__What the task asks__: In the listing below, locate the lines that hold "Project" and copy them.

__Material for this exercise__:
_ _ _ _ _

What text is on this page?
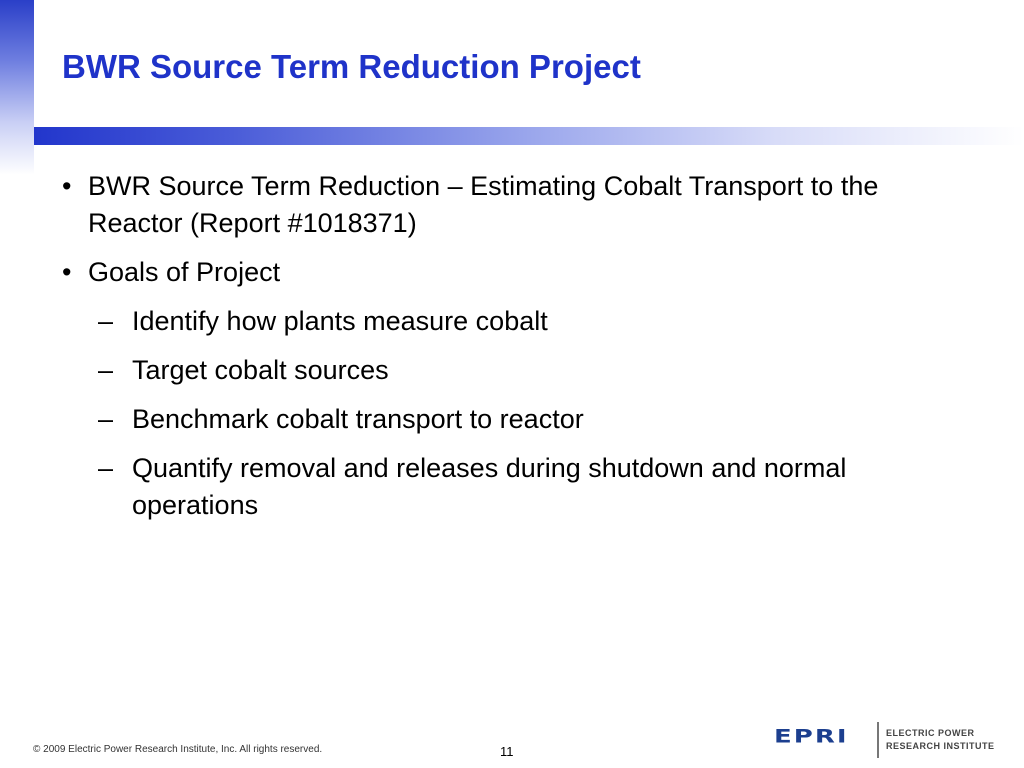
BWR Source Term Reduction Project
• BWR Source Term Reduction – Estimating Cobalt Transport to the Reactor (Report #1018371)
• Goals of Project
– Identify how plants measure cobalt
– Target cobalt sources
– Benchmark cobalt transport to reactor
– Quantify removal and releases during shutdown and normal operations
© 2009 Electric Power Research Institute, Inc. All rights reserved.	11
EPRI	ELECTRIC POWER
RESEARCH INSTITUTE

_ _ _ _ _

__Exercise result__:
BWR Source Term Reduction Project
• Goals of Project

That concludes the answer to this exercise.